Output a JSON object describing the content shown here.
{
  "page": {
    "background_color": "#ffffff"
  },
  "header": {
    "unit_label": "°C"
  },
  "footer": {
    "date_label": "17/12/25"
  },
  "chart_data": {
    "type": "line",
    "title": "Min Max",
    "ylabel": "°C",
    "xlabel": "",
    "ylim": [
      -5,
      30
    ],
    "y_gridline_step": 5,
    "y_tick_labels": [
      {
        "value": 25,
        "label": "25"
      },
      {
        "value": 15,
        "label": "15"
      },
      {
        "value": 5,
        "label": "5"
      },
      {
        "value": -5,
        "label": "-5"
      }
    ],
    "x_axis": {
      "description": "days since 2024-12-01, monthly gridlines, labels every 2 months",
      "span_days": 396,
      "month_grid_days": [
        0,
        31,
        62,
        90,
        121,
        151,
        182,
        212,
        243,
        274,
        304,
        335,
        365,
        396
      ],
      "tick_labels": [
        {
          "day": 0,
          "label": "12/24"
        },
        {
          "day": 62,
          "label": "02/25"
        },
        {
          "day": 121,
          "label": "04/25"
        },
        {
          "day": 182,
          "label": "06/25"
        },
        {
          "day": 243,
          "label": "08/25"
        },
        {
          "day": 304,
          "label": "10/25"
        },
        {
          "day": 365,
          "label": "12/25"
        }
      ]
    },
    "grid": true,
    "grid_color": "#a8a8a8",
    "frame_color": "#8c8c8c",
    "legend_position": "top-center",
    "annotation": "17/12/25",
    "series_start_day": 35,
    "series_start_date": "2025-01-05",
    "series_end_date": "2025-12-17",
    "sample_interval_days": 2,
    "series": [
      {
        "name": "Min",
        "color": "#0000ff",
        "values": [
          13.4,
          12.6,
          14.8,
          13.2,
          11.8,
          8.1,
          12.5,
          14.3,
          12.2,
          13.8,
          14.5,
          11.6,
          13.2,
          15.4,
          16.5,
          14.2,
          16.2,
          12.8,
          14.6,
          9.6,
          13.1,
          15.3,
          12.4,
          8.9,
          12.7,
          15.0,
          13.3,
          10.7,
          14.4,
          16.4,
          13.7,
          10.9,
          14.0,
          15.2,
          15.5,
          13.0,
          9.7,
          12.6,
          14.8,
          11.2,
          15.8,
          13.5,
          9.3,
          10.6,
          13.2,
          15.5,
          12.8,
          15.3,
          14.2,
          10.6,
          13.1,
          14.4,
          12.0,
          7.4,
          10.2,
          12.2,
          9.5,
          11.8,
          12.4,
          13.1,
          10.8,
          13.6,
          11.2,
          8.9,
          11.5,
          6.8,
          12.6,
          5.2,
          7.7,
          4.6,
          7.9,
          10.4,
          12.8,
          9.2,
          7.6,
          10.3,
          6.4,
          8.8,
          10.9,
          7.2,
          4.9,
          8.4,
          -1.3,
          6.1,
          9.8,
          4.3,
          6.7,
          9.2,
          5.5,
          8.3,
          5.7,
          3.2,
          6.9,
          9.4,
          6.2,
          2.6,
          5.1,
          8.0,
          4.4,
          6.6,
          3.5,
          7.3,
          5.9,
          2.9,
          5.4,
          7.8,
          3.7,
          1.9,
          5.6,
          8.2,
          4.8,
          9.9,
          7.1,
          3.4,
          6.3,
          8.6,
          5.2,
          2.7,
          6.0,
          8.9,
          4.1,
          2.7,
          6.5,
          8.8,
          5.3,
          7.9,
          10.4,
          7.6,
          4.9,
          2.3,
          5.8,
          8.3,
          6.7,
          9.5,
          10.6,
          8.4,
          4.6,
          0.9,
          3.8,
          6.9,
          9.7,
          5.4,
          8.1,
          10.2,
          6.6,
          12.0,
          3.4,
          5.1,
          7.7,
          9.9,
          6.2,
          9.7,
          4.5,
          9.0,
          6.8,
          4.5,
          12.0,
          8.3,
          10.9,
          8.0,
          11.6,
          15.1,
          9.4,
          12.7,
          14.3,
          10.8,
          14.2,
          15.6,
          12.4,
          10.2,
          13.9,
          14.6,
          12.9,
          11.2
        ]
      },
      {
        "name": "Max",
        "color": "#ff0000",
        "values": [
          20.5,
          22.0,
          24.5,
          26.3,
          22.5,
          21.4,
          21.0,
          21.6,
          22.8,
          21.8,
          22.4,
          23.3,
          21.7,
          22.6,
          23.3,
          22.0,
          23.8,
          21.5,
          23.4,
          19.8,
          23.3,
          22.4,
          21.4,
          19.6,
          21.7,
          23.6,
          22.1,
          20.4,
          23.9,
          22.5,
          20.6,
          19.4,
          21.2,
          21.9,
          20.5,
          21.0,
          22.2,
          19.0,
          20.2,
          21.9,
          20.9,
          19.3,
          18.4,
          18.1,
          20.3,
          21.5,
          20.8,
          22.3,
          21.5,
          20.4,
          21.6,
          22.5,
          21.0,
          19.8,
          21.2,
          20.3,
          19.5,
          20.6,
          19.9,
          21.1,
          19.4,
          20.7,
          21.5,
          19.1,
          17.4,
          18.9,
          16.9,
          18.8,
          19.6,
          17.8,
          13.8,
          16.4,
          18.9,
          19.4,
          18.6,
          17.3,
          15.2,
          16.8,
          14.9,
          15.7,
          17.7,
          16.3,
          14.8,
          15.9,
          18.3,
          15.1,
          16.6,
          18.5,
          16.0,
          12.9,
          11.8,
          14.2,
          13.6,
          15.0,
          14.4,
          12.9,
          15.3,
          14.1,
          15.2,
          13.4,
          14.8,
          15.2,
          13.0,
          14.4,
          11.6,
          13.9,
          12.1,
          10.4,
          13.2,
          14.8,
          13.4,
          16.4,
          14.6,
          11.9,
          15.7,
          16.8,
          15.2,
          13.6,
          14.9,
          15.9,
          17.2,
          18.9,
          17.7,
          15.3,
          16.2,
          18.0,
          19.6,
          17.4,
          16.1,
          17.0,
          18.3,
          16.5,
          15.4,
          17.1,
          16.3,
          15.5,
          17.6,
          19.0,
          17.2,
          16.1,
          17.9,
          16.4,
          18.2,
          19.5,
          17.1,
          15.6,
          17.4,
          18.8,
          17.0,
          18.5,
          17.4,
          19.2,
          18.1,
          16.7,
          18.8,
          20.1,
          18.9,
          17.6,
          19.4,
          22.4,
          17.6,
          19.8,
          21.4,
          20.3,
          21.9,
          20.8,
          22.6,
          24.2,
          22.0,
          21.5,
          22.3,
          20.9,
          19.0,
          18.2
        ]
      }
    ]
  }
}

Written exercise:
The data above must be returned in full, exactly as written.

Response to this task:
Output a JSON object describing the content shown here.
{
  "page": {
    "background_color": "#ffffff"
  },
  "header": {
    "unit_label": "°C"
  },
  "footer": {
    "date_label": "17/12/25"
  },
  "chart_data": {
    "type": "line",
    "title": "Min Max",
    "ylabel": "°C",
    "xlabel": "",
    "ylim": [
      -5,
      30
    ],
    "y_gridline_step": 5,
    "y_tick_labels": [
      {
        "value": 25,
        "label": "25"
      },
      {
        "value": 15,
        "label": "15"
      },
      {
        "value": 5,
        "label": "5"
      },
      {
        "value": -5,
        "label": "-5"
      }
    ],
    "x_axis": {
      "description": "days since 2024-12-01, monthly gridlines, labels every 2 months",
      "span_days": 396,
      "month_grid_days": [
        0,
        31,
        62,
        90,
        121,
        151,
        182,
        212,
        243,
        274,
        304,
        335,
        365,
        396
      ],
      "tick_labels": [
        {
          "day": 0,
          "label": "12/24"
        },
        {
          "day": 62,
          "label": "02/25"
        },
        {
          "day": 121,
          "label": "04/25"
        },
        {
          "day": 182,
          "label": "06/25"
        },
        {
          "day": 243,
          "label": "08/25"
        },
        {
          "day": 304,
          "label": "10/25"
        },
        {
          "day": 365,
          "label": "12/25"
        }
      ]
    },
    "grid": true,
    "grid_color": "#a8a8a8",
    "frame_color": "#8c8c8c",
    "legend_position": "top-center",
    "annotation": "17/12/25",
    "series_start_day": 35,
    "series_start_date": "2025-01-05",
    "series_end_date": "2025-12-17",
    "sample_interval_days": 2,
    "series": [
      {
        "name": "Min",
        "color": "#0000ff",
        "values": [
          13.4,
          12.6,
          14.8,
          13.2,
          11.8,
          8.1,
          12.5,
          14.3,
          12.2,
          13.8,
          14.5,
          11.6,
          13.2,
          15.4,
          16.5,
          14.2,
          16.2,
          12.8,
          14.6,
          9.6,
          13.1,
          15.3,
          12.4,
          8.9,
          12.7,
          15.0,
          13.3,
          10.7,
          14.4,
          16.4,
          13.7,
          10.9,
          14.0,
          15.2,
          15.5,
          13.0,
          9.7,
          12.6,
          14.8,
          11.2,
          15.8,
          13.5,
          9.3,
          10.6,
          13.2,
          15.5,
          12.8,
          15.3,
          14.2,
          10.6,
          13.1,
          14.4,
          12.0,
          7.4,
          10.2,
          12.2,
          9.5,
          11.8,
          12.4,
          13.1,
          10.8,
          13.6,
          11.2,
          8.9,
          11.5,
          6.8,
          12.6,
          5.2,
          7.7,
          4.6,
          7.9,
          10.4,
          12.8,
          9.2,
          7.6,
          10.3,
          6.4,
          8.8,
          10.9,
          7.2,
          4.9,
          8.4,
          -1.3,
          6.1,
          9.8,
          4.3,
          6.7,
          9.2,
          5.5,
          8.3,
          5.7,
          3.2,
          6.9,
          9.4,
          6.2,
          2.6,
          5.1,
          8.0,
          4.4,
          6.6,
          3.5,
          7.3,
          5.9,
          2.9,
          5.4,
          7.8,
          3.7,
          1.9,
          5.6,
          8.2,
          4.8,
          9.9,
          7.1,
          3.4,
          6.3,
          8.6,
          5.2,
          2.7,
          6.0,
          8.9,
          4.1,
          2.7,
          6.5,
          8.8,
          5.3,
          7.9,
          10.4,
          7.6,
          4.9,
          2.3,
          5.8,
          8.3,
          6.7,
          9.5,
          10.6,
          8.4,
          4.6,
          0.9,
          3.8,
          6.9,
          9.7,
          5.4,
          8.1,
          10.2,
          6.6,
          12.0,
          3.4,
          5.1,
          7.7,
          9.9,
          6.2,
          9.7,
          4.5,
          9.0,
          6.8,
          4.5,
          12.0,
          8.3,
          10.9,
          8.0,
          11.6,
          15.1,
          9.4,
          12.7,
          14.3,
          10.8,
          14.2,
          15.6,
          12.4,
          10.2,
          13.9,
          14.6,
          12.9,
          11.2
        ]
      },
      {
        "name": "Max",
        "color": "#ff0000",
        "values": [
          20.5,
          22.0,
          24.5,
          26.3,
          22.5,
          21.4,
          21.0,
          21.6,
          22.8,
          21.8,
          22.4,
          23.3,
          21.7,
          22.6,
          23.3,
          22.0,
          23.8,
          21.5,
          23.4,
          19.8,
          23.3,
          22.4,
          21.4,
          19.6,
          21.7,
          23.6,
          22.1,
          20.4,
          23.9,
          22.5,
          20.6,
          19.4,
          21.2,
          21.9,
          20.5,
          21.0,
          22.2,
          19.0,
          20.2,
          21.9,
          20.9,
          19.3,
          18.4,
          18.1,
          20.3,
          21.5,
          20.8,
          22.3,
          21.5,
          20.4,
          21.6,
          22.5,
          21.0,
          19.8,
          21.2,
          20.3,
          19.5,
          20.6,
          19.9,
          21.1,
          19.4,
          20.7,
          21.5,
          19.1,
          17.4,
          18.9,
          16.9,
          18.8,
          19.6,
          17.8,
          13.8,
          16.4,
          18.9,
          19.4,
          18.6,
          17.3,
          15.2,
          16.8,
          14.9,
          15.7,
          17.7,
          16.3,
          14.8,
          15.9,
          18.3,
          15.1,
          16.6,
          18.5,
          16.0,
          12.9,
          11.8,
          14.2,
          13.6,
          15.0,
          14.4,
          12.9,
          15.3,
          14.1,
          15.2,
          13.4,
          14.8,
          15.2,
          13.0,
          14.4,
          11.6,
          13.9,
          12.1,
          10.4,
          13.2,
          14.8,
          13.4,
          16.4,
          14.6,
          11.9,
          15.7,
          16.8,
          15.2,
          13.6,
          14.9,
          15.9,
          17.2,
          18.9,
          17.7,
          15.3,
          16.2,
          18.0,
          19.6,
          17.4,
          16.1,
          17.0,
          18.3,
          16.5,
          15.4,
          17.1,
          16.3,
          15.5,
          17.6,
          19.0,
          17.2,
          16.1,
          17.9,
          16.4,
          18.2,
          19.5,
          17.1,
          15.6,
          17.4,
          18.8,
          17.0,
          18.5,
          17.4,
          19.2,
          18.1,
          16.7,
          18.8,
          20.1,
          18.9,
          17.6,
          19.4,
          22.4,
          17.6,
          19.8,
          21.4,
          20.3,
          21.9,
          20.8,
          22.6,
          24.2,
          22.0,
          21.5,
          22.3,
          20.9,
          19.0,
          18.2
        ]
      }
    ]
  }
}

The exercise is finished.